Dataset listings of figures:
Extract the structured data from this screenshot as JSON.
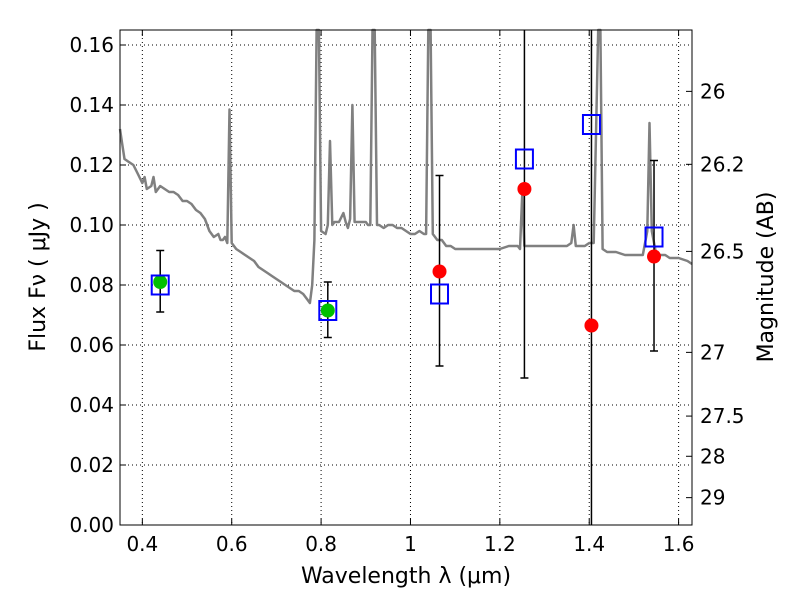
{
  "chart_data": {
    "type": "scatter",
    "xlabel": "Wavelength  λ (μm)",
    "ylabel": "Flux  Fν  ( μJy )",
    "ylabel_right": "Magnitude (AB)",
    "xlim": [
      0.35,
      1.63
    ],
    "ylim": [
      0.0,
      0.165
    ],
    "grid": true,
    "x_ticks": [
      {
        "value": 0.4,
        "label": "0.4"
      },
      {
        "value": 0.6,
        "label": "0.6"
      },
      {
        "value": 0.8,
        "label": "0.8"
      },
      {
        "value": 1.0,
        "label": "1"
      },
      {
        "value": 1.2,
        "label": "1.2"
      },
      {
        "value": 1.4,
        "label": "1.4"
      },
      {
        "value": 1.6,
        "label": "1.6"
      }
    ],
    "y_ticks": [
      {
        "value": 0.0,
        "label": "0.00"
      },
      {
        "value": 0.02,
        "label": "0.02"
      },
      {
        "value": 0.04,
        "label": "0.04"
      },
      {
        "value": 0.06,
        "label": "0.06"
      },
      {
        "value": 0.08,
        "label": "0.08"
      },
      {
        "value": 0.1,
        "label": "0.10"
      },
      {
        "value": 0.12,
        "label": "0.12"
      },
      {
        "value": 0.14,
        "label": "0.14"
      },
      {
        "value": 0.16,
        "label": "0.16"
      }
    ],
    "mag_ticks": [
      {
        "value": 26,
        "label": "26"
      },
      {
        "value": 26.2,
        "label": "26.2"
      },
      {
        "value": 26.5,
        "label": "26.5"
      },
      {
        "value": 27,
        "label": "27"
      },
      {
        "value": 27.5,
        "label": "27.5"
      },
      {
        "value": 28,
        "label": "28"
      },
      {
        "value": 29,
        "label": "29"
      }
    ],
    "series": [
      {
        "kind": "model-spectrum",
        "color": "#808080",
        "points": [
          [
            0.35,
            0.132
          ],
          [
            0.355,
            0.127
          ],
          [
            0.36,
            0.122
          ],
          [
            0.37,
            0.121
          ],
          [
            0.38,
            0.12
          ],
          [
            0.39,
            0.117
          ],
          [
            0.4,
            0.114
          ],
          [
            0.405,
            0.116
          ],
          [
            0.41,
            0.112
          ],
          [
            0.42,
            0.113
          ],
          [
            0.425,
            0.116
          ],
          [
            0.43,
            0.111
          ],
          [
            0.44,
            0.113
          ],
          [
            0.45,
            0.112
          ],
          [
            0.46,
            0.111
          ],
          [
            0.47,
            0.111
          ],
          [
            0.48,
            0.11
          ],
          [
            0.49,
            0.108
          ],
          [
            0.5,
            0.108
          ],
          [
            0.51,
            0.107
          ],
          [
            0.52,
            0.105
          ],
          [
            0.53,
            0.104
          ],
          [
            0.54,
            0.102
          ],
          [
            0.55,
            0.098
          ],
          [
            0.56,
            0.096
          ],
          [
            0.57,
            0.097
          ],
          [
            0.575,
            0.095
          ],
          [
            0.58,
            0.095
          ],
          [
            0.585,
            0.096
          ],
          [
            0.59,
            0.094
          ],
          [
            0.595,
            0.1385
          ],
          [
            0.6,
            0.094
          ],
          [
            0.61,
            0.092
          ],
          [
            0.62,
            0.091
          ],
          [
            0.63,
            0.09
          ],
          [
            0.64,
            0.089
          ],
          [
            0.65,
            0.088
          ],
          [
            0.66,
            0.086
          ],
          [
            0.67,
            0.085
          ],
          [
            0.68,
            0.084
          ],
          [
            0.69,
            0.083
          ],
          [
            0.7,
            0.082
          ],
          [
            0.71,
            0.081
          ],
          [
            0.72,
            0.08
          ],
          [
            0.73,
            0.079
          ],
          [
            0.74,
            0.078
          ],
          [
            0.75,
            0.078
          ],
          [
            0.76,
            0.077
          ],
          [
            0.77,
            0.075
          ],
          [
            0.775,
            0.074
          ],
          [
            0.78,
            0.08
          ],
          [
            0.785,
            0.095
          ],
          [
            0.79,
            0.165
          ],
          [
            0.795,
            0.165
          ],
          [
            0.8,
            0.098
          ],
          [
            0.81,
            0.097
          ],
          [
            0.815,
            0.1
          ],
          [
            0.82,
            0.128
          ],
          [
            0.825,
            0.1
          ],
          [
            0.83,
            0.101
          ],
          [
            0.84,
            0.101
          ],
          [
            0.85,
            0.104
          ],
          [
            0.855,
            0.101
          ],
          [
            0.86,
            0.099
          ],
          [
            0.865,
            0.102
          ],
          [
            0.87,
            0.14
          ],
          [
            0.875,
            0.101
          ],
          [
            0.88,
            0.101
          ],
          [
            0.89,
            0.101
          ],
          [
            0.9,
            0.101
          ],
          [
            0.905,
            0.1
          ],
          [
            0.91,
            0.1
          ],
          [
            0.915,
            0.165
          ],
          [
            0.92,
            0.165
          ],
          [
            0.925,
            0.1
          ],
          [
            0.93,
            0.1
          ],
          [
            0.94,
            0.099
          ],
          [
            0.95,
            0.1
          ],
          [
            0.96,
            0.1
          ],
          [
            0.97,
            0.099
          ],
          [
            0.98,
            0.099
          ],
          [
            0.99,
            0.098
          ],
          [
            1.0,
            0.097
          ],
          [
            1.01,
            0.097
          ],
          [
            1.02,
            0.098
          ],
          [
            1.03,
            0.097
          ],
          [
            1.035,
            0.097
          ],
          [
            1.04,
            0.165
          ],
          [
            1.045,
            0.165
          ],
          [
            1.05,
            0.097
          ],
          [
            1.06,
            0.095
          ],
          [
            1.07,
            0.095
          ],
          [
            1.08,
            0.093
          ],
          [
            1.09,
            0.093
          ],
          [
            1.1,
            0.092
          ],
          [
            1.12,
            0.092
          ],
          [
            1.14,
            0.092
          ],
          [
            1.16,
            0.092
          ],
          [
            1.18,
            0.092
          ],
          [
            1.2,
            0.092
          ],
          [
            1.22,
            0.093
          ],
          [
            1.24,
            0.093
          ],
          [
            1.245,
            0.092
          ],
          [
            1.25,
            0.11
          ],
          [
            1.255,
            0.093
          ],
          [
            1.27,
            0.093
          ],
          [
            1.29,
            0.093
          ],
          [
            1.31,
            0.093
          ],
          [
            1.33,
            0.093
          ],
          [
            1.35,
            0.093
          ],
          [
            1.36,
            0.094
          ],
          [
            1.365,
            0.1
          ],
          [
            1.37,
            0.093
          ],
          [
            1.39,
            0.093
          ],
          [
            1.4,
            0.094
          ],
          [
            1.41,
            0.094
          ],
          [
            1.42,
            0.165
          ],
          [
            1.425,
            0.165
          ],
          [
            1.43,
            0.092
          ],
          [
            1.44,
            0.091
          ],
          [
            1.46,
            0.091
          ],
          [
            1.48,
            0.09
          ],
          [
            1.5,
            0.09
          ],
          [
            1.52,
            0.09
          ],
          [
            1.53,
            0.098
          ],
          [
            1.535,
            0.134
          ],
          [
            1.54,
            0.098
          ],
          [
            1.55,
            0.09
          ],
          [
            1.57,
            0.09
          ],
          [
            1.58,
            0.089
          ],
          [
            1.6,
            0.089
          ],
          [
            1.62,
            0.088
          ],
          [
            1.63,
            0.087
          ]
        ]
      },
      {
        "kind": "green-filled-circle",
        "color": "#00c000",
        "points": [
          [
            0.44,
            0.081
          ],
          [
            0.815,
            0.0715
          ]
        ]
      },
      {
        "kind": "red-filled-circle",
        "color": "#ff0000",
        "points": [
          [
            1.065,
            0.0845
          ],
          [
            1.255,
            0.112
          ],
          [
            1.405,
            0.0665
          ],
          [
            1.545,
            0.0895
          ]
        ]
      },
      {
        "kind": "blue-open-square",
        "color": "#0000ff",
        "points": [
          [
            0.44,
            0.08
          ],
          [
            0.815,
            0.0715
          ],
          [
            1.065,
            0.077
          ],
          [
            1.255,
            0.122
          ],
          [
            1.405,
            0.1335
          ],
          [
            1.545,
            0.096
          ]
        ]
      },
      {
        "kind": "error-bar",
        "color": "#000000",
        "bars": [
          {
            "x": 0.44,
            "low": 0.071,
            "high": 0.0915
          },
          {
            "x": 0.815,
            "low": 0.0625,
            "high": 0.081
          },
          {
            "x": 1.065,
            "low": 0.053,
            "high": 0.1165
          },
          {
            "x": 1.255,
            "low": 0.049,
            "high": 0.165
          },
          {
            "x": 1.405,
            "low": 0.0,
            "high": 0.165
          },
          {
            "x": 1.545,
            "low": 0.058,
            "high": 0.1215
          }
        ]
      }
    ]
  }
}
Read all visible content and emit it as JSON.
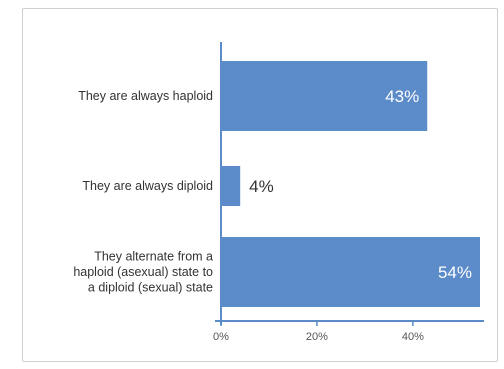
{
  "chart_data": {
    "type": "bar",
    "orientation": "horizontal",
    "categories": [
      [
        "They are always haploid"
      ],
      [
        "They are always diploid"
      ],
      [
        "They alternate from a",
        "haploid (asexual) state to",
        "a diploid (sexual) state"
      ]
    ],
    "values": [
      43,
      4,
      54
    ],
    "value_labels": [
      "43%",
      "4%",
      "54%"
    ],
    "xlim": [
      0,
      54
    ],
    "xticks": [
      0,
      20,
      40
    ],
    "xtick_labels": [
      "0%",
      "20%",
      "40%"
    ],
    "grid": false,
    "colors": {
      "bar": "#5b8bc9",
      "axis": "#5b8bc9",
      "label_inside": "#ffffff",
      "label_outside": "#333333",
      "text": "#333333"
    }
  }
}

= WHAT THIS TASK INVOLVES =
Please write out the material from the line containing "Read all visible content and emit it as JSON." to its final line, both inclusive, exactly as it appears; pictures are not part of the copy.

= OUTPUT =
Read all visible content and emit it as JSON.
{
  "chart_data": {
    "type": "bar",
    "orientation": "horizontal",
    "categories": [
      [
        "They are always haploid"
      ],
      [
        "They are always diploid"
      ],
      [
        "They alternate from a",
        "haploid (asexual) state to",
        "a diploid (sexual) state"
      ]
    ],
    "values": [
      43,
      4,
      54
    ],
    "value_labels": [
      "43%",
      "4%",
      "54%"
    ],
    "xlim": [
      0,
      54
    ],
    "xticks": [
      0,
      20,
      40
    ],
    "xtick_labels": [
      "0%",
      "20%",
      "40%"
    ],
    "grid": false,
    "colors": {
      "bar": "#5b8bc9",
      "axis": "#5b8bc9",
      "label_inside": "#ffffff",
      "label_outside": "#333333",
      "text": "#333333"
    }
  }
}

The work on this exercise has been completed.